* [ENTRIES]
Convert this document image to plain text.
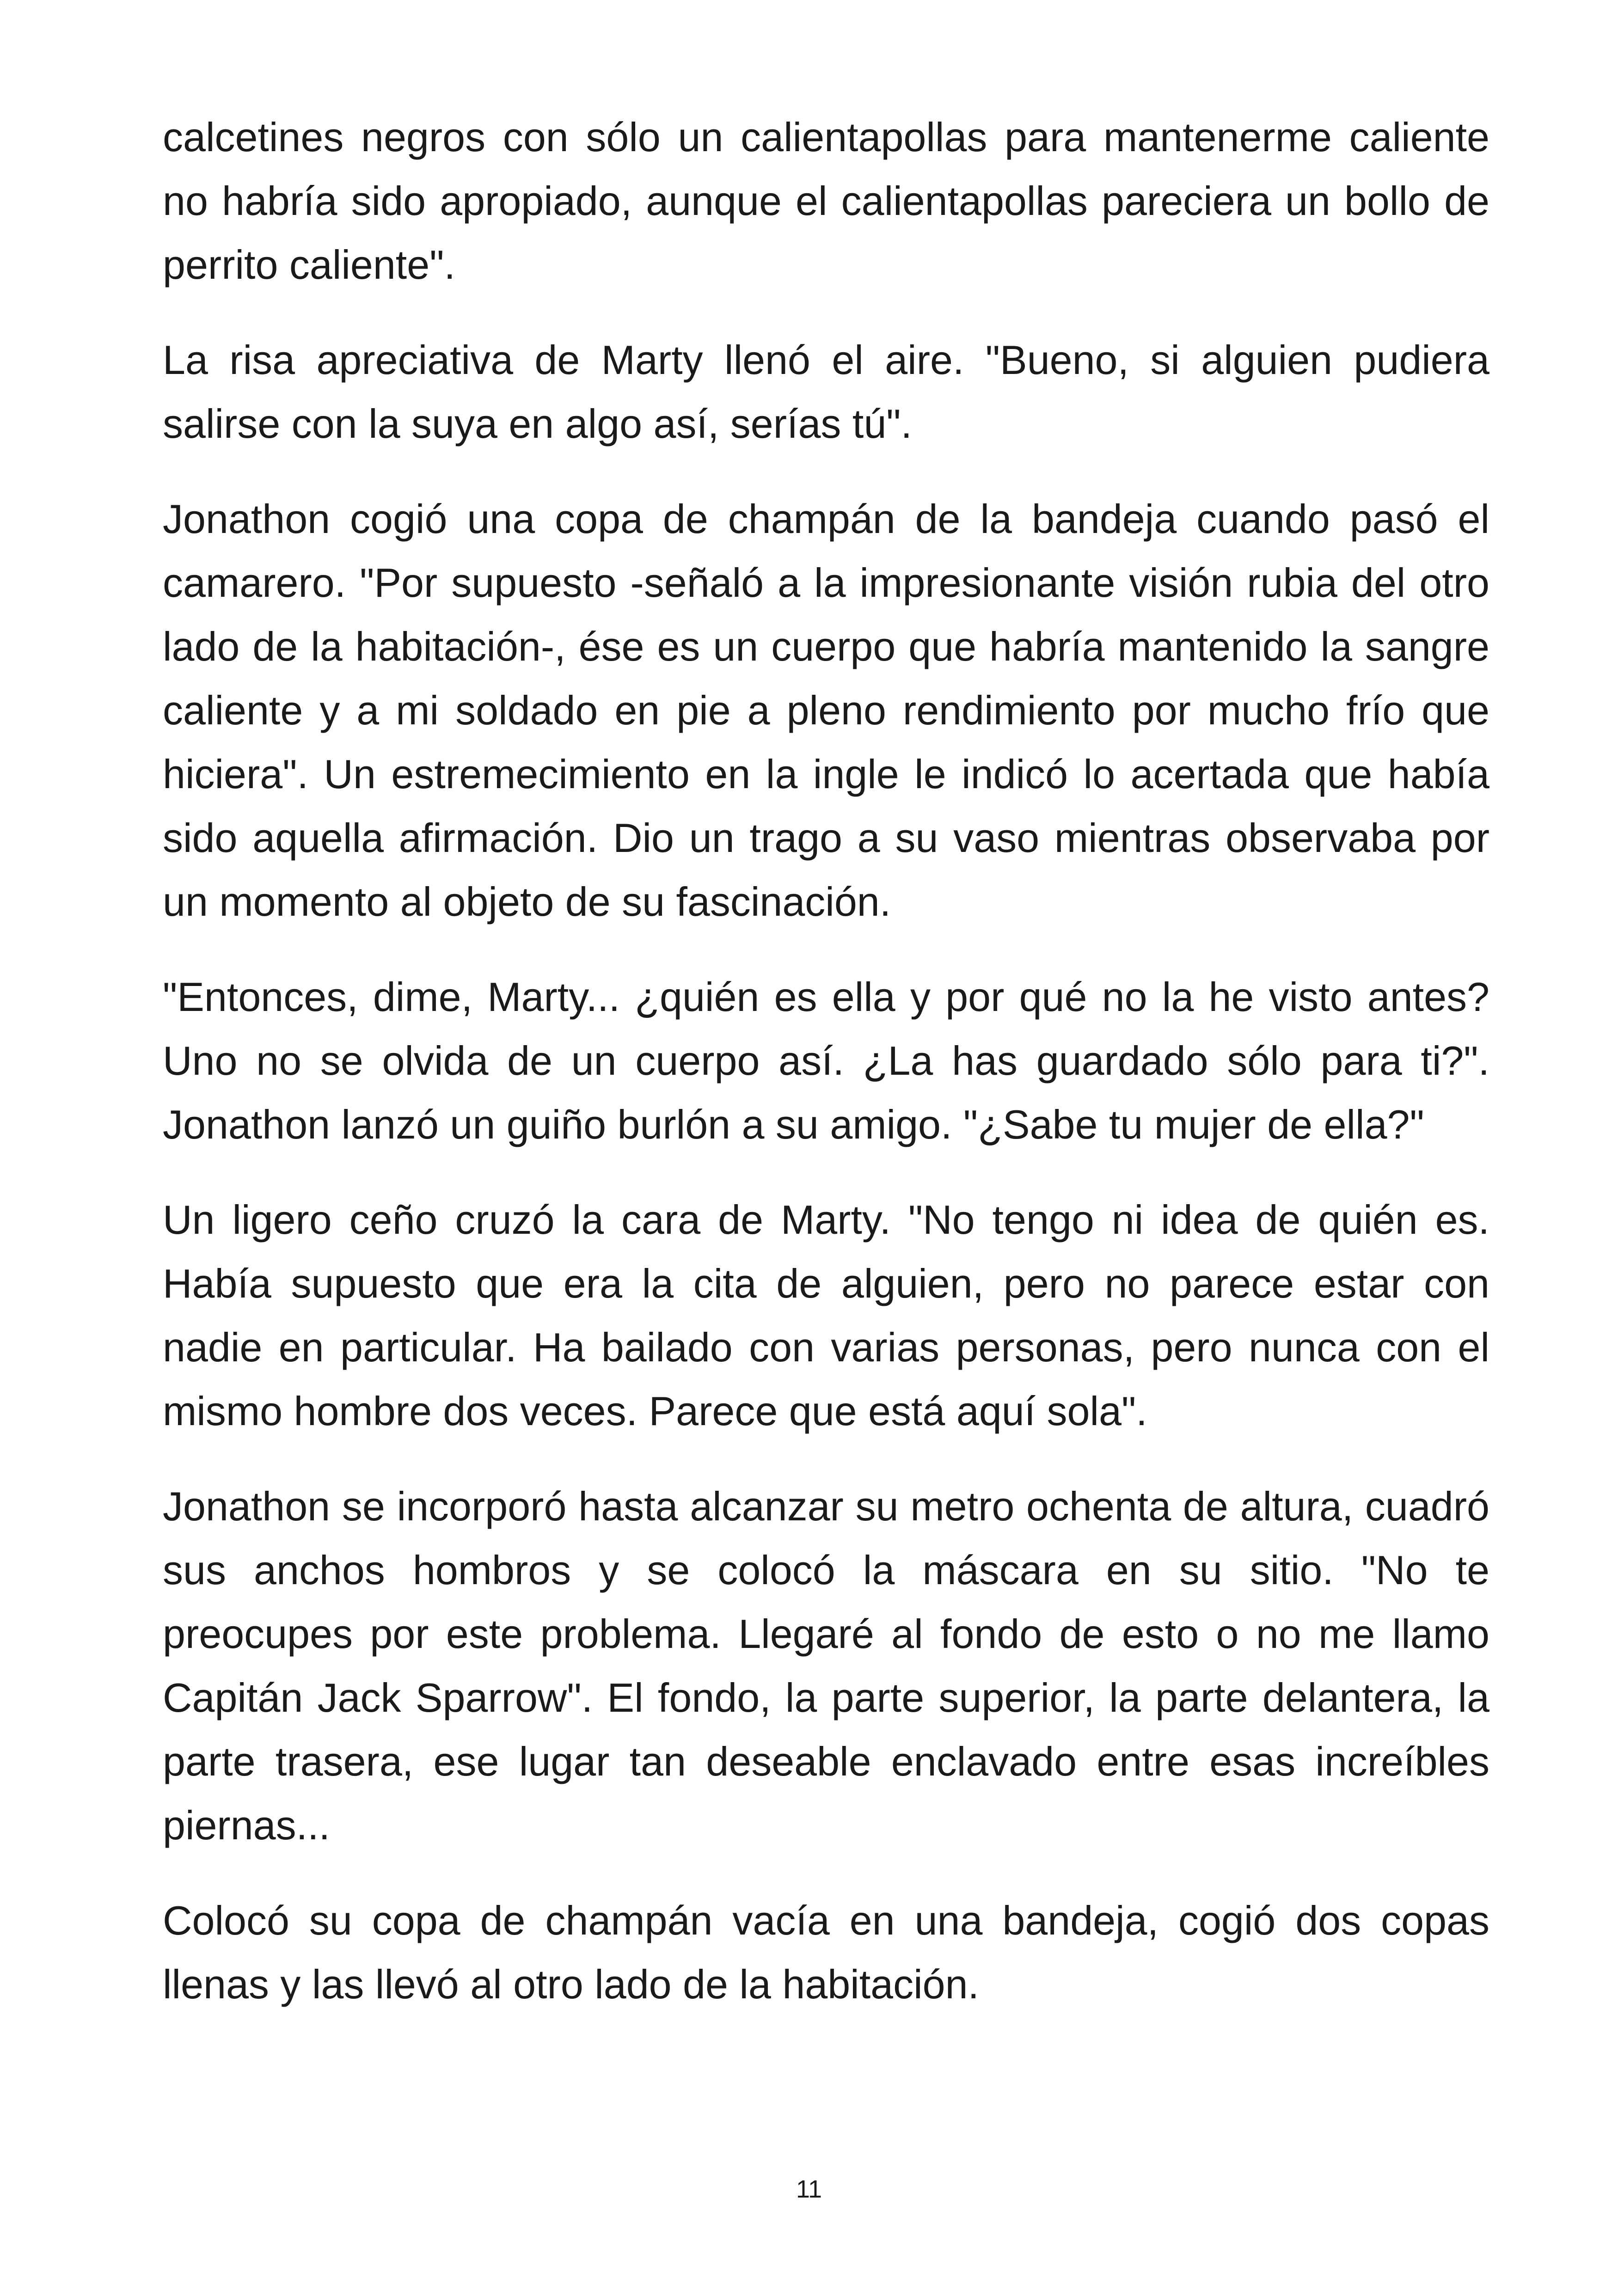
calcetines negros con sólo un calientapollas para mantenerme caliente no habría sido apropiado, aunque el calientapollas pareciera un bollo de perrito caliente".

La risa apreciativa de Marty llenó el aire. "Bueno, si alguien pudiera salirse con la suya en algo así, serías tú".

Jonathon cogió una copa de champán de la bandeja cuando pasó el camarero. "Por supuesto -señaló a la impresionante visión rubia del otro lado de la habitación-, ése es un cuerpo que habría mantenido la sangre caliente y a mi soldado en pie a pleno rendimiento por mucho frío que hiciera". Un estremecimiento en la ingle le indicó lo acertada que había sido aquella afirmación. Dio un trago a su vaso mientras observaba por un momento al objeto de su fascinación.

"Entonces, dime, Marty... ¿quién es ella y por qué no la he visto antes? Uno no se olvida de un cuerpo así. ¿La has guardado sólo para ti?". Jonathon lanzó un guiño burlón a su amigo. "¿Sabe tu mujer de ella?"

Un ligero ceño cruzó la cara de Marty. "No tengo ni idea de quién es. Había supuesto que era la cita de alguien, pero no parece estar con nadie en particular. Ha bailado con varias personas, pero nunca con el mismo hombre dos veces. Parece que está aquí sola".

Jonathon se incorporó hasta alcanzar su metro ochenta de altura, cuadró sus anchos hombros y se colocó la máscara en su sitio. "No te preocupes por este problema. Llegaré al fondo de esto o no me llamo Capitán Jack Sparrow". El fondo, la parte superior, la parte delantera, la parte trasera, ese lugar tan deseable enclavado entre esas increíbles piernas...

Colocó su copa de champán vacía en una bandeja, cogió dos copas llenas y las llevó al otro lado de la habitación.

11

* [PROBLEM DETAILS]
The pictures in the entries should be left out; output everything else exactly.

* [SOLUTION FOR THIS EXERCISE]
Convert this document image to plain text.
calcetines negros con sólo un calientapollas para mantenerme caliente no habría sido apropiado, aunque el calientapollas pareciera un bollo de perrito caliente".

La risa apreciativa de Marty llenó el aire. "Bueno, si alguien pudiera salirse con la suya en algo así, serías tú".

Jonathon cogió una copa de champán de la bandeja cuando pasó el camarero. "Por supuesto -señaló a la impresionante visión rubia del otro lado de la habitación-, ése es un cuerpo que habría mantenido la sangre caliente y a mi soldado en pie a pleno rendimiento por mucho frío que hiciera". Un estremecimiento en la ingle le indicó lo acertada que había sido aquella afirmación. Dio un trago a su vaso mientras observaba por un momento al objeto de su fascinación.

"Entonces, dime, Marty... ¿quién es ella y por qué no la he visto antes? Uno no se olvida de un cuerpo así. ¿La has guardado sólo para ti?". Jonathon lanzó un guiño burlón a su amigo. "¿Sabe tu mujer de ella?"

Un ligero ceño cruzó la cara de Marty. "No tengo ni idea de quién es. Había supuesto que era la cita de alguien, pero no parece estar con nadie en particular. Ha bailado con varias personas, pero nunca con el mismo hombre dos veces. Parece que está aquí sola".

Jonathon se incorporó hasta alcanzar su metro ochenta de altura, cuadró sus anchos hombros y se colocó la máscara en su sitio. "No te preocupes por este problema. Llegaré al fondo de esto o no me llamo Capitán Jack Sparrow". El fondo, la parte superior, la parte delantera, la parte trasera, ese lugar tan deseable enclavado entre esas increíbles piernas...

Colocó su copa de champán vacía en una bandeja, cogió dos copas llenas y las llevó al otro lado de la habitación.

11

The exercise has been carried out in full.